Task requirements:
Find the number of lines below in which the word "catastral" appears, and write that number only.

Supplied material:
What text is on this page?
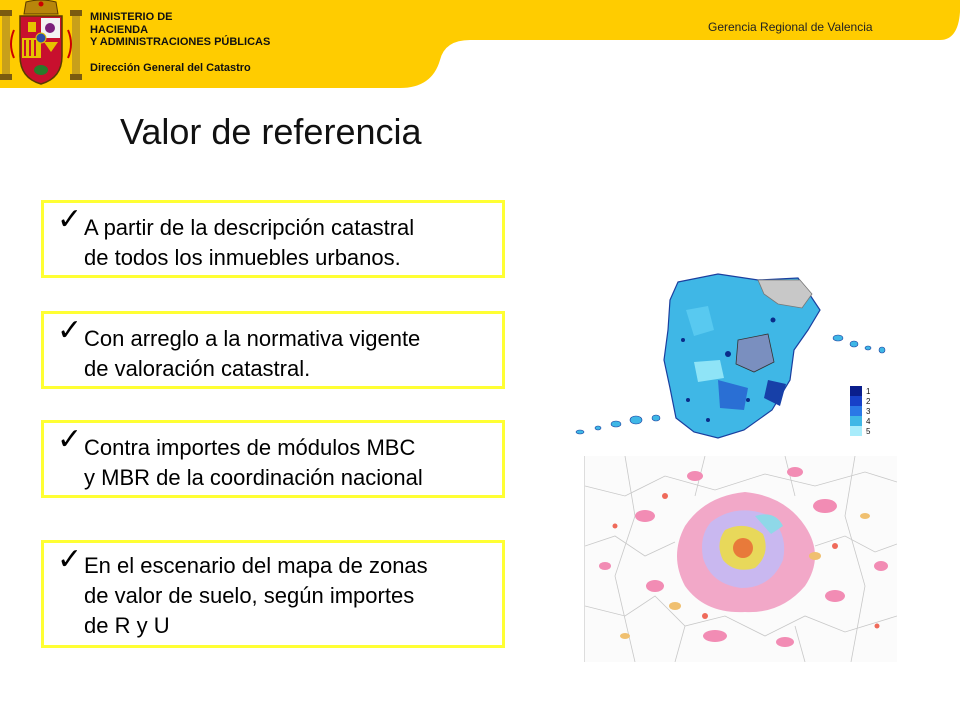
MINISTERIO DE
HACIENDA
Y ADMINISTRACIONES PÚBLICAS
Dirección General del Catastro
Gerencia Regional de Valencia
Valor de referencia
✓ A partir de la descripción catastral
de todos los inmuebles urbanos.
✓ Con arreglo a la normativa vigente
de valoración catastral.
✓ Contra importes de módulos MBC
y MBR de la coordinación nacional
✓ En el escenario del mapa de zonas
de valor de suelo, según importes
de R y U
1
2
3
4
5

Result:
2